Your instructions: Where a line below holds the string "payment", copy that line.

Records supplied:
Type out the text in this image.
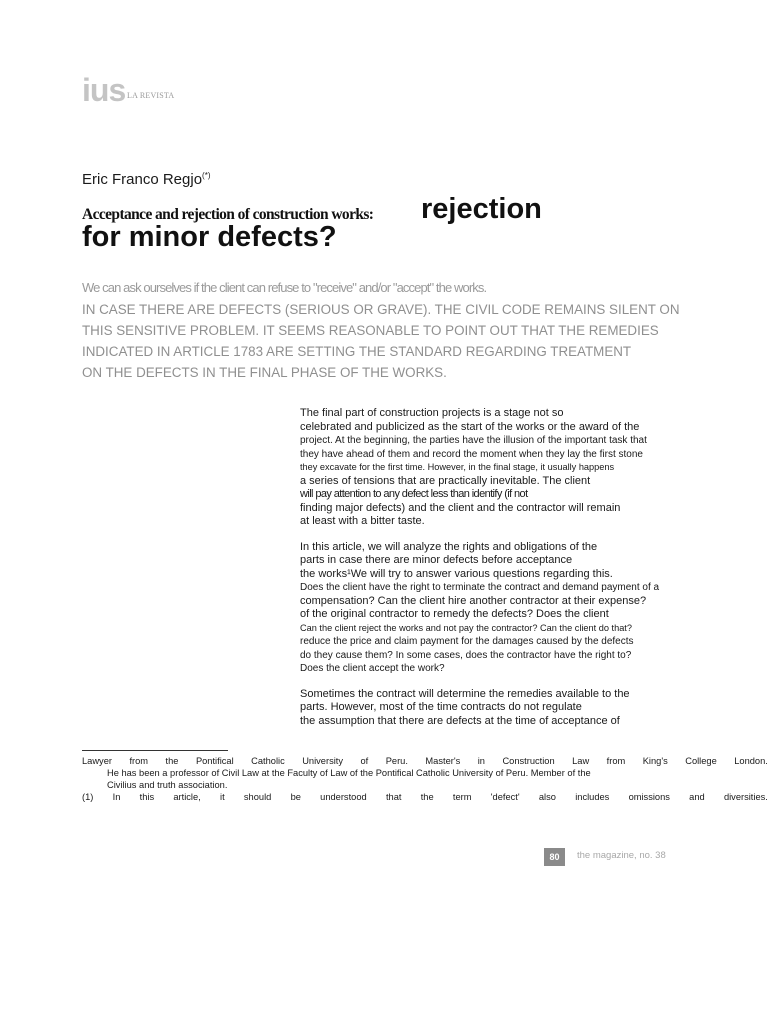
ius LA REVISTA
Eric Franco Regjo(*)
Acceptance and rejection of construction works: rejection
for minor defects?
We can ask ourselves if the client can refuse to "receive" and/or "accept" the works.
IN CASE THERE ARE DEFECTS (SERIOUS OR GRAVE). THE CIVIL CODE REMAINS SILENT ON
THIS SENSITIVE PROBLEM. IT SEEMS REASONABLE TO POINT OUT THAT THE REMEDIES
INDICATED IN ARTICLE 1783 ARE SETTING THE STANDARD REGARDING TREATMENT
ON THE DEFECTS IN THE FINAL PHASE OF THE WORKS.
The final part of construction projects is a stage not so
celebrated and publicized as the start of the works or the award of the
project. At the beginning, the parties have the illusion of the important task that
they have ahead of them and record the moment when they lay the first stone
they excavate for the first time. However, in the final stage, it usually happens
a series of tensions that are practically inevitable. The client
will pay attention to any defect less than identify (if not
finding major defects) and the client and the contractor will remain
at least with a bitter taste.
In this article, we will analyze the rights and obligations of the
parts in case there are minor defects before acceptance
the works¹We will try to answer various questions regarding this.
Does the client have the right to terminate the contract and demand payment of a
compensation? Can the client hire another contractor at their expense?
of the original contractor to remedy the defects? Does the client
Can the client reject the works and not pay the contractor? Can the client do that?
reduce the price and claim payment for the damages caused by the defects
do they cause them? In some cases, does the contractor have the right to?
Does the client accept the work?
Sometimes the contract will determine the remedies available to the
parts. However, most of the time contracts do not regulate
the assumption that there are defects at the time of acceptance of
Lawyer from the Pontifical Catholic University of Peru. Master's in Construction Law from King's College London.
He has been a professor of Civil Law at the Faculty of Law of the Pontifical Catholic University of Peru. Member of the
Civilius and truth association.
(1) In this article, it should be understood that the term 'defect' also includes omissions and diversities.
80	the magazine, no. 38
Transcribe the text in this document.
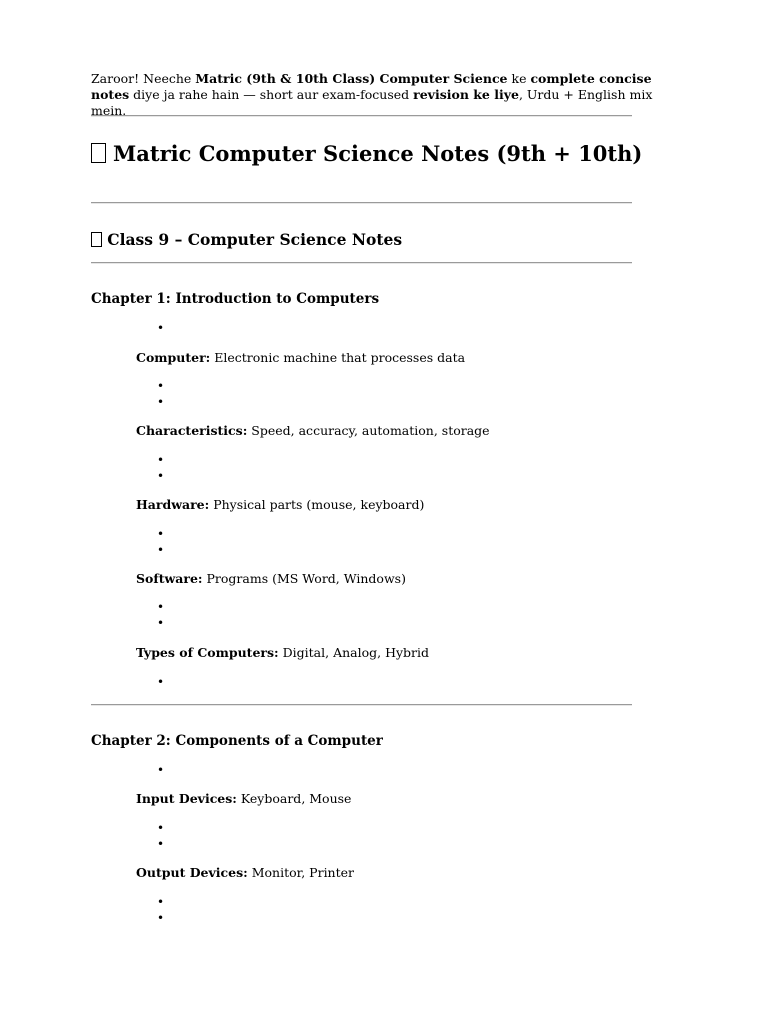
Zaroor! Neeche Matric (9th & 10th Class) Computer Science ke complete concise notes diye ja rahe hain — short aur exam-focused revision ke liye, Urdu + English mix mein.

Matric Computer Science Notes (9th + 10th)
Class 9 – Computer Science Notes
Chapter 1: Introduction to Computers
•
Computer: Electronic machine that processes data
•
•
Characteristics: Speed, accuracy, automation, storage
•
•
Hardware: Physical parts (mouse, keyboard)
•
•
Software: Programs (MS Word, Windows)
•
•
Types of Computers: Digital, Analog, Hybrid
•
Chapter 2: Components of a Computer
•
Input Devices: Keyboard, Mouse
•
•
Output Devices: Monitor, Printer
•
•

Solution:
Does the client have the right to terminate the contract and demand payment of a
reduce the price and claim payment for the damages caused by the defects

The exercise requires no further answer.